As artificial intelligence (AI) writing tools like ChatGPT become more advanced, many educators are concerned about students using these tools to generate content for assignments. In response, the academic integrity company Turnitin has developed new AI writing detection capabilities. But how exactly does the system work, and what should students and teachers know about it?
In this blog post, we'll provide an overview of Turnitin's AI detector, including details on how it functions and what the results mean. The goal of this article is to promote understanding between students and teachers around this emerging technology, specific to academia.
According to Turnitin's FAQ, the AI detector breaks submissions into text segments of "roughly a few hundred words" and analyzes each one using a machine learning model. Specifically, the FAQ states:
"The segments are run against our AI detection model and we give each sentence a score between 0 and 1 to determine whether it is written by a human or by AI. If our model determines that a sentence was not generated by AI, it will receive a score of 0. If it determines the entirety of the sentence was generated by AI it will receive a score of 1."
The model generates an overall AI percentage for the document based on the scores of all the segments. Currently, it is trained to detect content generated by models like GPT-3 and ChatGPT.
It's important to understand what the AI percentage actually means. As the FAQ explains:
"The percentage indicates the amount of qualifying text within the submission that Turnitin’s AI writing detection model determines was generated by AI. This qualifying text includes only prose sentences, meaning that we only analyze blocks of text that are written in standard grammatical sentences and do not include other types of writing such as lists, bullet points, or other non-sentence structures."
So the percentage reflects predicted AI writing in prose sentences, not necessarily the full submission. Short pieces under 300 words won't receive a percentage.
Turnitin aims to maximize detection accuracy while keeping false positives under 1%. But there's still a chance of incorrectly flagging human writing as AI-generated. The FAQ states:
"In order to maintain this low rate of 1% for false positives, there is a chance that we might miss 15% of AI written text in a document."
For documents with less than 20% AI detected, results are considered less reliable. And for shorter pieces, sections of mixed human/AI writing could get labeled fully AI-generated.
It's important that teachers don't treat the AI percentage as definitive proof of misconduct. As Turnitin states, the tool is meant to provide data to inform academic integrity decisions, not make definitive judgements.
Students who feel they have been falsely accused can contest the results with their teacher and request a manual review. Turnitin's tool is still a work in progress, so feedback can help improve accuracy over time.
Moving forward, students and teachers will need to have open and honest conversations about AI writing. Rather than an adversarial dynamic, the goal should be upholding academic integrity while also advancing learning. With care on both sides, this emerging technology can be handled in a fair, transparent way.
━━━━━━━━
## TASK BRIEF
Using the post on Turnitin's AI detector, decide whether each statement agrees with it: (a) pieces shorter than 300 words still get an AI percentage; (b) lists and bullet points count as qualifying text; (c) holding false positives at 1% may mean some AI-written text goes undetected. Answer yes or no for each and quote the words that decide it.
━━━━━━━━
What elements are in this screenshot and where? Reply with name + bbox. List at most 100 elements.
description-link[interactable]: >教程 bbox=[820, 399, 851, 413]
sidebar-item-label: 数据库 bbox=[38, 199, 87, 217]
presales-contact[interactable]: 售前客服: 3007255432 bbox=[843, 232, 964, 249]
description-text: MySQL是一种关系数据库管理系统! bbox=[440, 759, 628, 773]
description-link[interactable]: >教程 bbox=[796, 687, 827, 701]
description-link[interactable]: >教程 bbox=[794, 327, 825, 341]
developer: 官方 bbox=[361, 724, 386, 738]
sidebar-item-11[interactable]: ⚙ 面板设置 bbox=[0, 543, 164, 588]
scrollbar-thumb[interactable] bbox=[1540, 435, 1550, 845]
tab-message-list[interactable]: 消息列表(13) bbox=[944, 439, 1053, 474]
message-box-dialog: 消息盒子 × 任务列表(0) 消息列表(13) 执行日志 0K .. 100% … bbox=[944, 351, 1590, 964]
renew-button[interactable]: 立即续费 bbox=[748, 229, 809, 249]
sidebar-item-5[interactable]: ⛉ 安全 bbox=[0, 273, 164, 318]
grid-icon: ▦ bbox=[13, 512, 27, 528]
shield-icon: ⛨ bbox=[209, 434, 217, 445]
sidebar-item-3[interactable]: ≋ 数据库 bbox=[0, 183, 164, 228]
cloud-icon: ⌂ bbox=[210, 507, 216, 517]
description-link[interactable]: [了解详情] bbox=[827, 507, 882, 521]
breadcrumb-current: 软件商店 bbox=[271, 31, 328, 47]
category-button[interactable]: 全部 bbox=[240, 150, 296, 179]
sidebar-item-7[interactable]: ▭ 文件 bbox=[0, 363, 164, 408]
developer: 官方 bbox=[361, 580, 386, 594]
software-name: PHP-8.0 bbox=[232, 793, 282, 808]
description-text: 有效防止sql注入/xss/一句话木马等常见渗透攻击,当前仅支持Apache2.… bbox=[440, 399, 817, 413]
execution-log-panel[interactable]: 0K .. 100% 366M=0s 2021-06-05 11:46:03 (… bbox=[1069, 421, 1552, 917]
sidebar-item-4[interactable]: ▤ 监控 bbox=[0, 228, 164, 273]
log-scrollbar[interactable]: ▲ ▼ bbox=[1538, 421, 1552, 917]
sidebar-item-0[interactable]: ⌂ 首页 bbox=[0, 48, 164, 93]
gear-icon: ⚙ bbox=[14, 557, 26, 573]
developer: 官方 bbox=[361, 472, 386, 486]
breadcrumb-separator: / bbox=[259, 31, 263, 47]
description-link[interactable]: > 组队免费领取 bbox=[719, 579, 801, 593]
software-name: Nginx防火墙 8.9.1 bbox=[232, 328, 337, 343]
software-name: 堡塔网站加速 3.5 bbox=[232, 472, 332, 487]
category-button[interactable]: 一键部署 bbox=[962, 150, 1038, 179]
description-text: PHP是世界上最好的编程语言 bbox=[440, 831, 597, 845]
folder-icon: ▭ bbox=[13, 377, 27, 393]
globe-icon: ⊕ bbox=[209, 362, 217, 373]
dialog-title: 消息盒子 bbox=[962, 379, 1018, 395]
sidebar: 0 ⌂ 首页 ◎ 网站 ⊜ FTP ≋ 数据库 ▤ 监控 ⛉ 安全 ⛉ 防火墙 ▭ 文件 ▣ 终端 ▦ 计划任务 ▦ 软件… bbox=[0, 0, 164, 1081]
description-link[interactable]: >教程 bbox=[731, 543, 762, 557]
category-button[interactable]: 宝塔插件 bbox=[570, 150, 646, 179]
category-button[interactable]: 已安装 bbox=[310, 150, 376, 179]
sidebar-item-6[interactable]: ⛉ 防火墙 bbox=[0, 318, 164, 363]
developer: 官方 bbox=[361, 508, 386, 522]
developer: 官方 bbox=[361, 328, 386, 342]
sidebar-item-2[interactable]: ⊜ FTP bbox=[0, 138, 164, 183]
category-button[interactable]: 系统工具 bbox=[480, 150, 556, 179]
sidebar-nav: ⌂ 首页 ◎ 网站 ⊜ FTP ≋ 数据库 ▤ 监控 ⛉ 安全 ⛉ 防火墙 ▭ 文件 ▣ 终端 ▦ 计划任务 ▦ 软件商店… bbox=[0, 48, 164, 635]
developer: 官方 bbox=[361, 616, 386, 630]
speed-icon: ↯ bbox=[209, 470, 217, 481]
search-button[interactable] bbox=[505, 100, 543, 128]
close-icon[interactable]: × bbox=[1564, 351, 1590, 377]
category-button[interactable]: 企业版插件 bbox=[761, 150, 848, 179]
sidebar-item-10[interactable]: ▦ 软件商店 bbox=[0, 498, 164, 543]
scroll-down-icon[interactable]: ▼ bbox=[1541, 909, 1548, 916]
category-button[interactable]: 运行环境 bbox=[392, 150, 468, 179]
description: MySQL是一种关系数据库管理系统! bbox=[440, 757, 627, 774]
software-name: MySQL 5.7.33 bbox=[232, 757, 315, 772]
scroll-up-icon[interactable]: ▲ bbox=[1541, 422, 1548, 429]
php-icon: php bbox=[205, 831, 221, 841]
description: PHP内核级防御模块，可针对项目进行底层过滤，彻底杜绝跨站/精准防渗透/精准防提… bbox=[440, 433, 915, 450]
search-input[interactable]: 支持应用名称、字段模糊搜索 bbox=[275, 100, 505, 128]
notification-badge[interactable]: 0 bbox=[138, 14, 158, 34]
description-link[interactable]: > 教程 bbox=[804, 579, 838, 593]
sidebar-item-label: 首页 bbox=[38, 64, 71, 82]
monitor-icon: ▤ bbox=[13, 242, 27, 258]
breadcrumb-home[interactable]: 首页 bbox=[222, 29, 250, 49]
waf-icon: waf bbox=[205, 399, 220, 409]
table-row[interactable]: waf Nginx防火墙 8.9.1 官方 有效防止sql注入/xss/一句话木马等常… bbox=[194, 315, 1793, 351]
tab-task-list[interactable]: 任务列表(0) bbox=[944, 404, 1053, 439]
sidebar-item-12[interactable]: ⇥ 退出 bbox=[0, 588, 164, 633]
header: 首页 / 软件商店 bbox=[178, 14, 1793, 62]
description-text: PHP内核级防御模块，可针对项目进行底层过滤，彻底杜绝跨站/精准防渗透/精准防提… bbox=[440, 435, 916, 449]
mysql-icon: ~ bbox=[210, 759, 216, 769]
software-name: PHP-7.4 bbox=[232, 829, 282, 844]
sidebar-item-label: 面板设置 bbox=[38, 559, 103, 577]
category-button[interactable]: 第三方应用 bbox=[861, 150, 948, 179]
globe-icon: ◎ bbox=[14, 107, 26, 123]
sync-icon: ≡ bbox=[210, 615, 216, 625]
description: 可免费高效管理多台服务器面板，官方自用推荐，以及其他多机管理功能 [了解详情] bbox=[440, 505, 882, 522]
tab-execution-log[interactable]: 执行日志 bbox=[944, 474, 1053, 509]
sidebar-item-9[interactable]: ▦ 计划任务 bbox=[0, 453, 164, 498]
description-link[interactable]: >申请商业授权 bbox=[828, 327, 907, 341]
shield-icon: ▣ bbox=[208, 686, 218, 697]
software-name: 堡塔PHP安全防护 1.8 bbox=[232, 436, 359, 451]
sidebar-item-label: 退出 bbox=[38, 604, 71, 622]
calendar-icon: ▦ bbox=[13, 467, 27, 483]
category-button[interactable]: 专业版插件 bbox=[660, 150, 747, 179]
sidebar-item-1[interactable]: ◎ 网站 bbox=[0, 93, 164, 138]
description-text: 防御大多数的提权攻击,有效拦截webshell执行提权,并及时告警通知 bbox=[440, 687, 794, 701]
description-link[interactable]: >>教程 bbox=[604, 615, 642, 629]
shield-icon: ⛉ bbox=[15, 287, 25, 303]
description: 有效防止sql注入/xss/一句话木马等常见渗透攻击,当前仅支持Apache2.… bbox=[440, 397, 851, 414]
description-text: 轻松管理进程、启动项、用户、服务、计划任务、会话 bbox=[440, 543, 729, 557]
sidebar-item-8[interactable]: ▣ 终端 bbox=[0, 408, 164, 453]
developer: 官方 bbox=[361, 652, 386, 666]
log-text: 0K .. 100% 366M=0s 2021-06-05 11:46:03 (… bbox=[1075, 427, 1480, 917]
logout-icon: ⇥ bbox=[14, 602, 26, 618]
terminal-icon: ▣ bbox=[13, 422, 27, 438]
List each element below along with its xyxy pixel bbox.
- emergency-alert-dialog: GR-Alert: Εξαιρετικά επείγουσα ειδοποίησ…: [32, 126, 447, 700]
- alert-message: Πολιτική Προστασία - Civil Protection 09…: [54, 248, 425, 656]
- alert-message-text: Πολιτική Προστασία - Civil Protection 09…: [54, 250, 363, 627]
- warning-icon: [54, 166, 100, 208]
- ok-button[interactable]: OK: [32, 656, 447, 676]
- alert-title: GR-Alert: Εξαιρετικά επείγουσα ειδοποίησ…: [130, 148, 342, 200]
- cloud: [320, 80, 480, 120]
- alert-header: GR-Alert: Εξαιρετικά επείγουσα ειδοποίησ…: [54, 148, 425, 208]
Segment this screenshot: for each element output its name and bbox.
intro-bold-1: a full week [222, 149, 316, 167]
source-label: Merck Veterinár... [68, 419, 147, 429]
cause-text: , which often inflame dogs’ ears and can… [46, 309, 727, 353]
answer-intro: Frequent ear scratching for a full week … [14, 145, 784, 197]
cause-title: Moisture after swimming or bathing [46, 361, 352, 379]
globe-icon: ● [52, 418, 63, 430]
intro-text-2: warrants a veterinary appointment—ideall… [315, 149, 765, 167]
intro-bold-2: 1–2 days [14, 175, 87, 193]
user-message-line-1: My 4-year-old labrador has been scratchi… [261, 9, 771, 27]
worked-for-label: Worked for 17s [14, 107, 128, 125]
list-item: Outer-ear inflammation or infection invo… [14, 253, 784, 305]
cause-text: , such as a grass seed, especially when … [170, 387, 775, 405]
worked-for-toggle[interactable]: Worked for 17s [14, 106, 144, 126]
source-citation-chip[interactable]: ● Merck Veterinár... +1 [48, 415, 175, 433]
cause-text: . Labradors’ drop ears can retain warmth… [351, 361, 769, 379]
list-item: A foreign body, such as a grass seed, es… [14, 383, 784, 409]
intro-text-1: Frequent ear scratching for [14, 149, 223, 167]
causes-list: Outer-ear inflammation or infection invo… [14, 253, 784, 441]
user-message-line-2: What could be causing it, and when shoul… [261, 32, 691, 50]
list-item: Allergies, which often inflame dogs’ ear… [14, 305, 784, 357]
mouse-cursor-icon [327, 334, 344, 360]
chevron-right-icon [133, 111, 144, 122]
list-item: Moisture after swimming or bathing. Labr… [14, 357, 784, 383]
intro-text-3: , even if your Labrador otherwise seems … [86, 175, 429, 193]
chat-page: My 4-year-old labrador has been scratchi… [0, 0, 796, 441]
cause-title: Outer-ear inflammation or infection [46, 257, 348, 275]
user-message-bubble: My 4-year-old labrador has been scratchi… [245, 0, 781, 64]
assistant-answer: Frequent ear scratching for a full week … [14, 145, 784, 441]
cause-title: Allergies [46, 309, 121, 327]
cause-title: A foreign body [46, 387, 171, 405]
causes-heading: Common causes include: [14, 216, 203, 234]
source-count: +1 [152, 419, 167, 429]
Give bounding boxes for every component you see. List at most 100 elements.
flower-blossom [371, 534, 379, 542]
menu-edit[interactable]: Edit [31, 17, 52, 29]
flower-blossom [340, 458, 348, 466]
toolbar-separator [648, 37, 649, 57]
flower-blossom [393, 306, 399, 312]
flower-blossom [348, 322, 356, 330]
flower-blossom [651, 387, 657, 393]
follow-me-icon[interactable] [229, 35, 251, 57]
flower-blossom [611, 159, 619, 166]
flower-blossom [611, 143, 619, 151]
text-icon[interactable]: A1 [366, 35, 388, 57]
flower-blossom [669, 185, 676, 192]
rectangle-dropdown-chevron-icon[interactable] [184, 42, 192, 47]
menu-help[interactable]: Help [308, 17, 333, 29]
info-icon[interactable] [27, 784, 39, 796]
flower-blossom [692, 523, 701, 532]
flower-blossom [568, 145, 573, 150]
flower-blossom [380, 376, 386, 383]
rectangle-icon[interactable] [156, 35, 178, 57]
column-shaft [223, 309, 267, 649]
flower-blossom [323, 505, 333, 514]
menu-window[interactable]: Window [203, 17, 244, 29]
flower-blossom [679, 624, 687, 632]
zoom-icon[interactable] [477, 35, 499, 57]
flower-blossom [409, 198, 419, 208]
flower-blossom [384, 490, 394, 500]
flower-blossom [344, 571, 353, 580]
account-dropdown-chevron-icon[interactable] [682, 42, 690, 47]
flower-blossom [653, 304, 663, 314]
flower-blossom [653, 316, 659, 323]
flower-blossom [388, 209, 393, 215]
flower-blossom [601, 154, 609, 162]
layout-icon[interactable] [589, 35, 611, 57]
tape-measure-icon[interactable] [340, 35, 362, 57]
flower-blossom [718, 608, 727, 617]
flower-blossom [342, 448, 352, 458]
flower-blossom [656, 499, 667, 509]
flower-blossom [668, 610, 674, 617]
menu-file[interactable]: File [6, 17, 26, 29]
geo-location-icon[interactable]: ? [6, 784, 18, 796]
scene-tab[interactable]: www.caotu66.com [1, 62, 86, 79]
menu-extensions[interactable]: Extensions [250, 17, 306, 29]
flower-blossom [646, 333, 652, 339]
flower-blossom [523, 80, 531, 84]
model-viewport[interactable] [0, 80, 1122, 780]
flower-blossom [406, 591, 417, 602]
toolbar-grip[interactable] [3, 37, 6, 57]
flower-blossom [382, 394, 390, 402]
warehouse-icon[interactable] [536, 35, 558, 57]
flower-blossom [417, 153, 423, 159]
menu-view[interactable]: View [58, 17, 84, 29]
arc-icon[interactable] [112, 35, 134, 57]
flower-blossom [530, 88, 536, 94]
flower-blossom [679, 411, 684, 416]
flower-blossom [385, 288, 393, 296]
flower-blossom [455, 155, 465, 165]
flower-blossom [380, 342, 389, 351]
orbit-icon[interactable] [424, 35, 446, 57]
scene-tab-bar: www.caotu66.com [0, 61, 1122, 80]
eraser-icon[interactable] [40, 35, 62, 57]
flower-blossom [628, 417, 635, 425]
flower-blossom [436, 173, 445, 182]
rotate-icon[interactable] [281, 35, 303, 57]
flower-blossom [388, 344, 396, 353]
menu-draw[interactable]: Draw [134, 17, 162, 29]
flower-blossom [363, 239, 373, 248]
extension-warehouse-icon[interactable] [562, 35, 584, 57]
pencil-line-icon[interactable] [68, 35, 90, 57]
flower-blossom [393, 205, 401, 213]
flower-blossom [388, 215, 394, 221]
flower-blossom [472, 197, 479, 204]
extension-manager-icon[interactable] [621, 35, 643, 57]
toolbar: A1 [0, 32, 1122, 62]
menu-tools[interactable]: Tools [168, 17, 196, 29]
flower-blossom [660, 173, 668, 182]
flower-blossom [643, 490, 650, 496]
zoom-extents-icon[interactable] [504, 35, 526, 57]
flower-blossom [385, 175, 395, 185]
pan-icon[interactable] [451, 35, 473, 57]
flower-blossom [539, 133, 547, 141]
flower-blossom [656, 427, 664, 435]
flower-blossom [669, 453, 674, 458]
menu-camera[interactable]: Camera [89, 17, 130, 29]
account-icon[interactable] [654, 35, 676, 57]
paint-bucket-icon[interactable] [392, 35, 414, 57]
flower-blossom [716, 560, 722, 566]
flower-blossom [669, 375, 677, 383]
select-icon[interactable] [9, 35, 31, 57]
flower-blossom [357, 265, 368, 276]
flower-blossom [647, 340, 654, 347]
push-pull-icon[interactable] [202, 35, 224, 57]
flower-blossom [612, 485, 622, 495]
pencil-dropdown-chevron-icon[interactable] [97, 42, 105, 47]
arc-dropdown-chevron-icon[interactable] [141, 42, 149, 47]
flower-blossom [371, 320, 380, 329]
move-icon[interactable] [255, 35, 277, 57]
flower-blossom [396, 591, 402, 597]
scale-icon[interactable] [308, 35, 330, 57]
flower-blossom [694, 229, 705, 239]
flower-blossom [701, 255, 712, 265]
━━━━━━━━
## ANSWER TO THIS EXERCISE
(a) No: "Short pieces under 300 words won't receive a percentage."
(b) No: "do not include other types of writing such as lists, bullet points, or other non-sentence structures."
(c) Yes: "In order to maintain this low rate of 1% for false positives, there is a chance that we might miss 15% of AI written text in a document."